- **WHAT YOU HAVE TO DO**: Count the lines in the listing below that contain the string "open", treating uppercase and lowercase as different, and reply with the number alone.

- - -

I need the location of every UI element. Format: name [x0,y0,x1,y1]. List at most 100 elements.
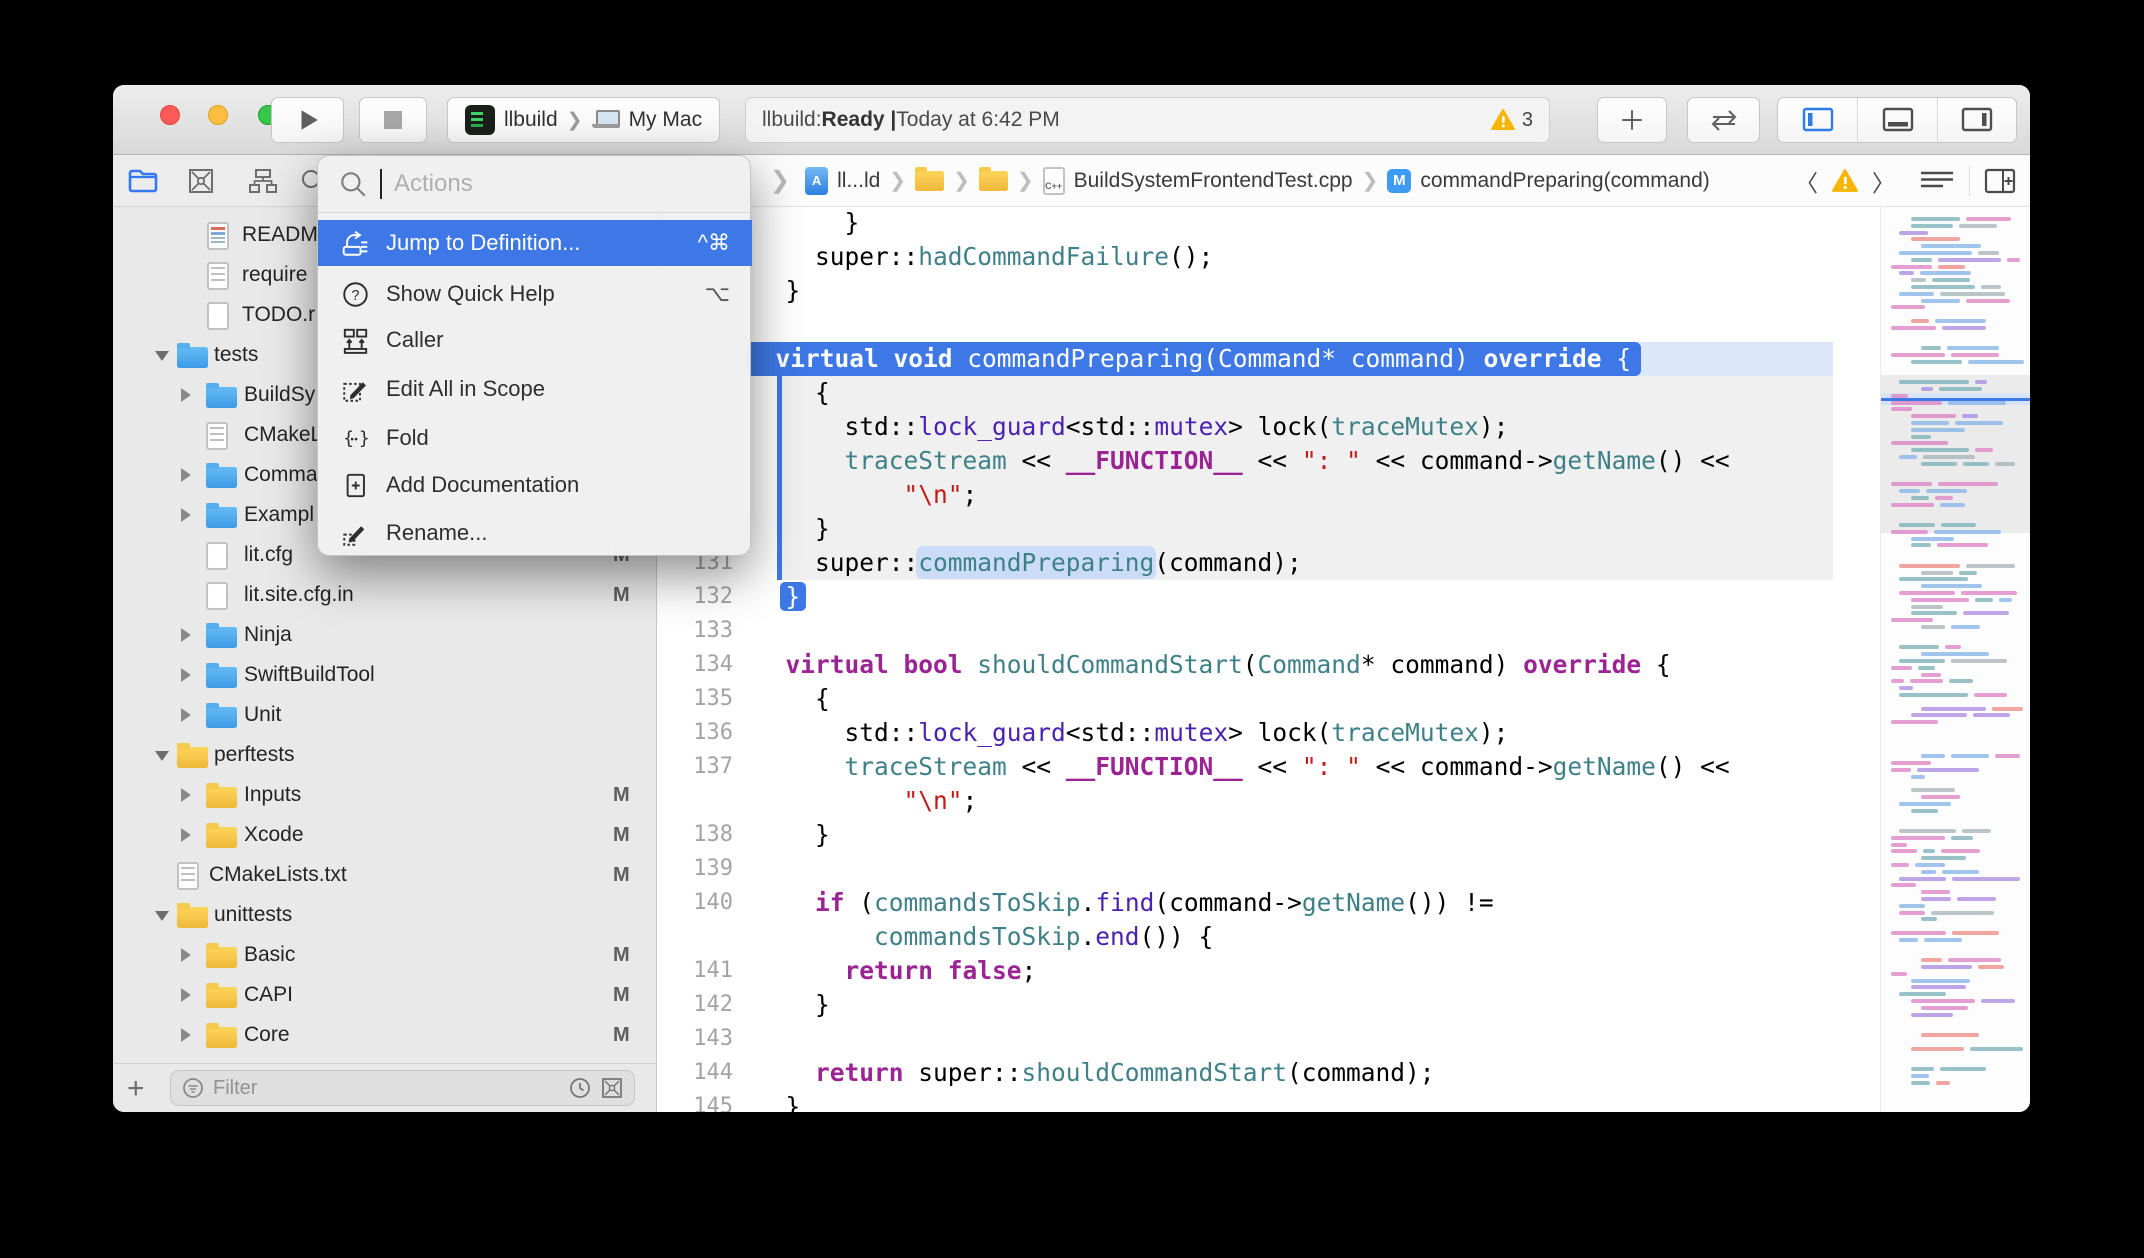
code-line-135[interactable]: 135 { [658,682,1880,716]
code-line[interactable]: "\n"; [658,784,1880,818]
code-line[interactable] [658,308,1880,342]
code-line[interactable]: super::hadCommandFailure(); [658,240,1880,274]
code-line[interactable]: std::lock_guard<std::mutex> lock(traceMu… [658,410,1880,444]
code-line-134[interactable]: 134 virtual bool shouldCommandStart(Comma… [658,648,1880,682]
sidebar-item-swiftbuildtool[interactable]: SwiftBuildTool [113,656,657,696]
sidebar-item-perftests[interactable]: perftests [113,736,657,776]
sidebar-item-inputs[interactable]: Inputs M [113,776,657,816]
menu-item-add-documentation[interactable]: Add Documentation [318,462,752,508]
code-line-140[interactable]: 140 if (commandsToSkip.find(command->getN… [658,886,1880,920]
toggle-inspector-button[interactable] [1936,98,2016,142]
previous-issue-button[interactable]: 〈 [1795,164,1818,198]
minimap-code-bar [1911,285,1976,289]
disclosure-closed-icon[interactable] [181,668,191,682]
code-line[interactable]: commandsToSkip.end()) { [658,920,1880,954]
disclosure-open-icon[interactable] [155,751,169,761]
breadcrumb-project[interactable]: ll...ld [837,169,880,193]
close-window-button[interactable] [160,105,180,125]
disclosure-closed-icon[interactable] [181,388,191,402]
next-issue-button[interactable]: 〉 [1872,164,1895,198]
code-pane[interactable]: } super::hadCommandFailure();} virtual voi… [658,207,1880,1112]
source-control-navigator-tab[interactable] [184,165,218,197]
warning-count-badge[interactable]: 3 [1490,109,1533,132]
minimap-code-bar [1921,917,1938,922]
source-editor[interactable]: } super::hadCommandFailure();} virtual voi… [658,207,1880,1112]
disclosure-closed-icon[interactable] [181,628,191,642]
breadcrumb-symbol[interactable]: commandPreparing(command) [1420,169,1709,193]
disclosure-closed-icon[interactable] [181,988,191,1002]
folder-icon[interactable] [915,166,945,191]
sidebar-item-xcode[interactable]: Xcode M [113,816,657,856]
source-control-filter-icon[interactable] [600,1076,624,1100]
filter-field[interactable]: Filter [170,1070,635,1106]
symbol-navigator-tab[interactable] [246,165,280,197]
code-line[interactable]: "\n"; [658,478,1880,512]
code-line-136[interactable]: 136 std::lock_guard<std::mutex> lock(trac… [658,716,1880,750]
activity-status-bar[interactable]: llbuild: Ready | Today at 6:42 PM 3 [745,97,1550,143]
code-line[interactable]: } [658,274,1880,308]
menu-item-caller[interactable]: Caller [318,317,752,363]
code-line-131[interactable]: 131 super::commandPreparing(command); [658,546,1880,580]
code-line-143[interactable]: 143 [658,1022,1880,1056]
minimap-code-bar [1931,910,1995,915]
sidebar-item-unittests[interactable]: unittests [113,896,657,936]
code-line[interactable]: virtual void commandPreparing(Command* c… [658,342,1880,376]
add-file-button[interactable]: + [127,1072,145,1106]
related-items-icon[interactable] [1919,169,1955,193]
disclosure-open-icon[interactable] [155,911,169,921]
scheme-selector[interactable]: llbuild ❯ My Mac [447,97,720,143]
menu-item-jump-to-definition[interactable]: Jump to Definition... ^⌘ [318,220,752,266]
forward-chevron-icon[interactable]: ❯ [770,166,790,195]
warning-icon[interactable] [1832,168,1858,193]
run-button[interactable] [271,97,344,143]
sidebar-item-ninja[interactable]: Ninja [113,616,657,656]
breadcrumb-file[interactable]: BuildSystemFrontendTest.cpp [1074,169,1353,193]
code-line-133[interactable]: 133 [658,614,1880,648]
sidebar-item-unit[interactable]: Unit [113,696,657,736]
minimap-code-bar [1891,529,1929,534]
code-line-144[interactable]: 144 return super::shouldCommandStart(comm… [658,1056,1880,1090]
disclosure-closed-icon[interactable] [181,788,191,802]
code-line[interactable]: traceStream << __FUNCTION__ << ": " << c… [658,444,1880,478]
menu-item-show-quick-help[interactable]: ? Show Quick Help ⌥ [318,271,752,317]
toggle-navigator-button[interactable] [1778,98,1857,142]
sidebar-item-lit-site-cfg-in[interactable]: lit.site.cfg.in M [113,576,657,616]
add-editor-button[interactable] [1984,168,2016,194]
code-line-138[interactable]: 138} [658,818,1880,852]
editor-mode-button[interactable] [1687,97,1760,143]
actions-search-field[interactable]: Actions [318,156,750,213]
menu-item-fold[interactable]: {} Fold [318,415,752,461]
code-line[interactable]: } [658,512,1880,546]
menu-item-rename[interactable]: Rename... [318,510,752,556]
toggle-debug-area-button[interactable] [1857,98,1936,142]
code-line-141[interactable]: 141 return false; [658,954,1880,988]
minimize-window-button[interactable] [208,105,228,125]
disclosure-closed-icon[interactable] [181,948,191,962]
code-line-137[interactable]: 137 traceStream << __FUNCTION__ << ": " <… [658,750,1880,784]
code-line[interactable]: { [658,376,1880,410]
folder-icon[interactable] [978,166,1008,191]
disclosure-closed-icon[interactable] [181,828,191,842]
code-text: virtual void commandPreparing(Command* c… [746,342,1642,376]
editor-minimap[interactable] [1880,207,2030,1112]
recents-filter-icon[interactable] [568,1076,592,1100]
code-line[interactable]: } [658,207,1880,240]
sidebar-item-core[interactable]: Core M [113,1016,657,1056]
project-navigator-tab[interactable] [126,165,160,197]
disclosure-closed-icon[interactable] [181,1028,191,1042]
code-line-139[interactable]: 139 [658,852,1880,886]
stop-button[interactable] [359,97,427,143]
code-line-145[interactable]: 145} [658,1090,1880,1112]
code-line-142[interactable]: 142} [658,988,1880,1022]
minimap-code-bar [1911,434,1932,439]
disclosure-closed-icon[interactable] [181,508,191,522]
sidebar-item-capi[interactable]: CAPI M [113,976,657,1016]
add-tab-button[interactable] [1597,97,1667,143]
menu-item-edit-all-in-scope[interactable]: Edit All in Scope [318,366,752,412]
sidebar-item-cmakelists-txt[interactable]: CMakeLists.txt M [113,856,657,896]
code-line-132[interactable]: 132} [658,580,1880,614]
disclosure-closed-icon[interactable] [181,708,191,722]
sidebar-item-basic[interactable]: Basic M [113,936,657,976]
disclosure-closed-icon[interactable] [181,468,191,482]
disclosure-open-icon[interactable] [155,351,169,361]
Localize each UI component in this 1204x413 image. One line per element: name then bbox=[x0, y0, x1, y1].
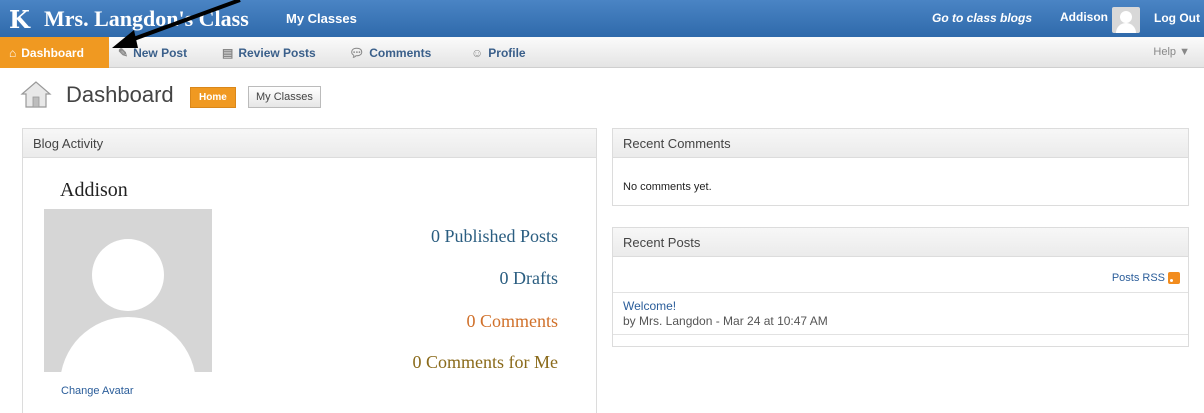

- - -

- **EXERCISE ANSWER**: 3